> _TASK DETAILS_
Reproduce each line of the material exactly, minus any picture.

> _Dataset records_
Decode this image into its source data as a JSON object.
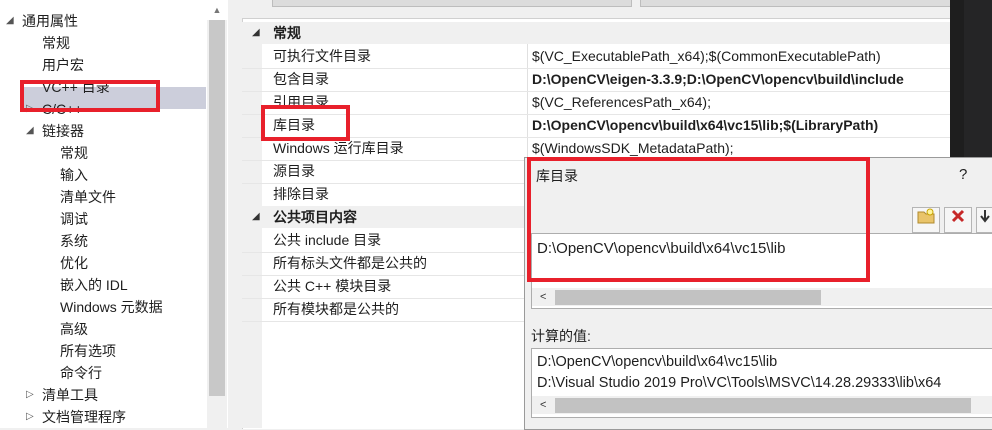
{
  "tree": {
    "items": [
      {
        "label": "通用属性",
        "arrow": "◢",
        "indent": 0
      },
      {
        "label": "常规",
        "arrow": "",
        "indent": 1
      },
      {
        "label": "用户宏",
        "arrow": "",
        "indent": 1
      },
      {
        "label": "VC++ 目录",
        "arrow": "",
        "indent": 1
      },
      {
        "label": "C/C++",
        "arrow": "▷",
        "indent": 1
      },
      {
        "label": "链接器",
        "arrow": "◢",
        "indent": 1
      },
      {
        "label": "常规",
        "arrow": "",
        "indent": 2
      },
      {
        "label": "输入",
        "arrow": "",
        "indent": 2
      },
      {
        "label": "清单文件",
        "arrow": "",
        "indent": 2
      },
      {
        "label": "调试",
        "arrow": "",
        "indent": 2
      },
      {
        "label": "系统",
        "arrow": "",
        "indent": 2
      },
      {
        "label": "优化",
        "arrow": "",
        "indent": 2
      },
      {
        "label": "嵌入的 IDL",
        "arrow": "",
        "indent": 2
      },
      {
        "label": "Windows 元数据",
        "arrow": "",
        "indent": 2
      },
      {
        "label": "高级",
        "arrow": "",
        "indent": 2
      },
      {
        "label": "所有选项",
        "arrow": "",
        "indent": 2
      },
      {
        "label": "命令行",
        "arrow": "",
        "indent": 2
      },
      {
        "label": "清单工具",
        "arrow": "▷",
        "indent": 1
      },
      {
        "label": "文档管理程序",
        "arrow": "▷",
        "indent": 1
      }
    ],
    "selected_label": "VC++ 目录"
  },
  "grid": {
    "group_general": "常规",
    "group_public": "公共项目内容",
    "general_rows": [
      {
        "name": "可执行文件目录",
        "value": "$(VC_ExecutablePath_x64);$(CommonExecutablePath)",
        "bold": false
      },
      {
        "name": "包含目录",
        "value": "D:\\OpenCV\\eigen-3.3.9;D:\\OpenCV\\opencv\\build\\include",
        "bold": true
      },
      {
        "name": "引用目录",
        "value": "$(VC_ReferencesPath_x64);",
        "bold": false
      },
      {
        "name": "库目录",
        "value": "D:\\OpenCV\\opencv\\build\\x64\\vc15\\lib;$(LibraryPath)",
        "bold": true
      },
      {
        "name": "Windows 运行库目录",
        "value": "$(WindowsSDK_MetadataPath);",
        "bold": false
      },
      {
        "name": "源目录",
        "value": "",
        "bold": false
      },
      {
        "name": "排除目录",
        "value": "",
        "bold": false
      }
    ],
    "public_rows": [
      {
        "name": "公共 include 目录",
        "value": ""
      },
      {
        "name": "所有标头文件都是公共的",
        "value": ""
      },
      {
        "name": "公共 C++ 模块目录",
        "value": ""
      },
      {
        "name": "所有模块都是公共的",
        "value": ""
      }
    ]
  },
  "dialog": {
    "title": "库目录",
    "help": "?",
    "edit_value": "D:\\OpenCV\\opencv\\build\\x64\\vc15\\lib",
    "calc_label": "计算的值:",
    "calc_lines": [
      "D:\\OpenCV\\opencv\\build\\x64\\vc15\\lib",
      "D:\\Visual Studio 2019 Pro\\VC\\Tools\\MSVC\\14.28.29333\\lib\\x64"
    ],
    "scroll_left": "<"
  },
  "colors": {
    "highlight": "#e8202b",
    "selection": "#cccedb"
  }
}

> _ANSWER FOR THE TASK_
Decode this image into its source data as a JSON object.
{
  "tree": {
    "items": [
      {
        "label": "通用属性",
        "arrow": "◢",
        "indent": 0
      },
      {
        "label": "常规",
        "arrow": "",
        "indent": 1
      },
      {
        "label": "用户宏",
        "arrow": "",
        "indent": 1
      },
      {
        "label": "VC++ 目录",
        "arrow": "",
        "indent": 1
      },
      {
        "label": "C/C++",
        "arrow": "▷",
        "indent": 1
      },
      {
        "label": "链接器",
        "arrow": "◢",
        "indent": 1
      },
      {
        "label": "常规",
        "arrow": "",
        "indent": 2
      },
      {
        "label": "输入",
        "arrow": "",
        "indent": 2
      },
      {
        "label": "清单文件",
        "arrow": "",
        "indent": 2
      },
      {
        "label": "调试",
        "arrow": "",
        "indent": 2
      },
      {
        "label": "系统",
        "arrow": "",
        "indent": 2
      },
      {
        "label": "优化",
        "arrow": "",
        "indent": 2
      },
      {
        "label": "嵌入的 IDL",
        "arrow": "",
        "indent": 2
      },
      {
        "label": "Windows 元数据",
        "arrow": "",
        "indent": 2
      },
      {
        "label": "高级",
        "arrow": "",
        "indent": 2
      },
      {
        "label": "所有选项",
        "arrow": "",
        "indent": 2
      },
      {
        "label": "命令行",
        "arrow": "",
        "indent": 2
      },
      {
        "label": "清单工具",
        "arrow": "▷",
        "indent": 1
      },
      {
        "label": "文档管理程序",
        "arrow": "▷",
        "indent": 1
      }
    ],
    "selected_label": "VC++ 目录"
  },
  "grid": {
    "group_general": "常规",
    "group_public": "公共项目内容",
    "general_rows": [
      {
        "name": "可执行文件目录",
        "value": "$(VC_ExecutablePath_x64);$(CommonExecutablePath)",
        "bold": false
      },
      {
        "name": "包含目录",
        "value": "D:\\OpenCV\\eigen-3.3.9;D:\\OpenCV\\opencv\\build\\include",
        "bold": true
      },
      {
        "name": "引用目录",
        "value": "$(VC_ReferencesPath_x64);",
        "bold": false
      },
      {
        "name": "库目录",
        "value": "D:\\OpenCV\\opencv\\build\\x64\\vc15\\lib;$(LibraryPath)",
        "bold": true
      },
      {
        "name": "Windows 运行库目录",
        "value": "$(WindowsSDK_MetadataPath);",
        "bold": false
      },
      {
        "name": "源目录",
        "value": "",
        "bold": false
      },
      {
        "name": "排除目录",
        "value": "",
        "bold": false
      }
    ],
    "public_rows": [
      {
        "name": "公共 include 目录",
        "value": ""
      },
      {
        "name": "所有标头文件都是公共的",
        "value": ""
      },
      {
        "name": "公共 C++ 模块目录",
        "value": ""
      },
      {
        "name": "所有模块都是公共的",
        "value": ""
      }
    ]
  },
  "dialog": {
    "title": "库目录",
    "help": "?",
    "edit_value": "D:\\OpenCV\\opencv\\build\\x64\\vc15\\lib",
    "calc_label": "计算的值:",
    "calc_lines": [
      "D:\\OpenCV\\opencv\\build\\x64\\vc15\\lib",
      "D:\\Visual Studio 2019 Pro\\VC\\Tools\\MSVC\\14.28.29333\\lib\\x64"
    ],
    "scroll_left": "<"
  },
  "colors": {
    "highlight": "#e8202b",
    "selection": "#cccedb"
  }
}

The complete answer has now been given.